**Work required:**
Pick out the lines below with "document" and list them.
[Records for the task start]
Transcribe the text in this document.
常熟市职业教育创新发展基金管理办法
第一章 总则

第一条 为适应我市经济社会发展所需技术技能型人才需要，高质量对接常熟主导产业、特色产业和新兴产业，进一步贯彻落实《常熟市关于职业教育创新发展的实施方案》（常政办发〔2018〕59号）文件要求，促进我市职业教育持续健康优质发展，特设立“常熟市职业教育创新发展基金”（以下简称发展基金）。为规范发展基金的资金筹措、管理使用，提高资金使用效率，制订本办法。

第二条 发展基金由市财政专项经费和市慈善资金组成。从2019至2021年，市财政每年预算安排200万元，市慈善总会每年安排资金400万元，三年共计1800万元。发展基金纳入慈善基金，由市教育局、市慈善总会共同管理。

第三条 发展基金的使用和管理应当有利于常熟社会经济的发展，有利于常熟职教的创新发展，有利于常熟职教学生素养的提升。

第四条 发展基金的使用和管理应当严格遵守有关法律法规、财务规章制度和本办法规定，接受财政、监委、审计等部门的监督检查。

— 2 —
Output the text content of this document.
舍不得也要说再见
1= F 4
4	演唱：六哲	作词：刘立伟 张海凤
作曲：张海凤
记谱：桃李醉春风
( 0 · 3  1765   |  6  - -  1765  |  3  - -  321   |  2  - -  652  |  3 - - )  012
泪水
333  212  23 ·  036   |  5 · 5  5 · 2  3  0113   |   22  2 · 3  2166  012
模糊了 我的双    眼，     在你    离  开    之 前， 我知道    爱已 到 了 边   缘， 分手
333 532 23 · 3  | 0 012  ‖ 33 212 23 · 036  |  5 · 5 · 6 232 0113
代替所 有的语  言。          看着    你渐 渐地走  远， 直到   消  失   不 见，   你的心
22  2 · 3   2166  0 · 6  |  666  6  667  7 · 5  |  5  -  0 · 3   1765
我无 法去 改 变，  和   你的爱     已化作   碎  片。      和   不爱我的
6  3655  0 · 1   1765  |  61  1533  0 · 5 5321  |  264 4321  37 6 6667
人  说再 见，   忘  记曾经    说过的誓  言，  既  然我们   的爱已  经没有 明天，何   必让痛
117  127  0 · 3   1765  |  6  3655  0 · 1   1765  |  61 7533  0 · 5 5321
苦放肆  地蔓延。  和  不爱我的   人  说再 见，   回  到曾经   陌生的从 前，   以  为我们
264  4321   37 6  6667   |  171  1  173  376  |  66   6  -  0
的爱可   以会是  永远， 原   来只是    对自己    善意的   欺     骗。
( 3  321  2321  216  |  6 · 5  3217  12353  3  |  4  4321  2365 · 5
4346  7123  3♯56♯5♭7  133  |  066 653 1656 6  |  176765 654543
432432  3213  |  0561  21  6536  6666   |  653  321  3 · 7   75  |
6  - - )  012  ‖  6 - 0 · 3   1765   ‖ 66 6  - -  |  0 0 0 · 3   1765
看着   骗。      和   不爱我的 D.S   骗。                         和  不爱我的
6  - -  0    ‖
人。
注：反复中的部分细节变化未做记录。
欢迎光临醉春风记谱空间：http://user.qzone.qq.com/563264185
[Records for the task end]
**Task answer:**
Transcribe the text in this document.
Output the text content of this document.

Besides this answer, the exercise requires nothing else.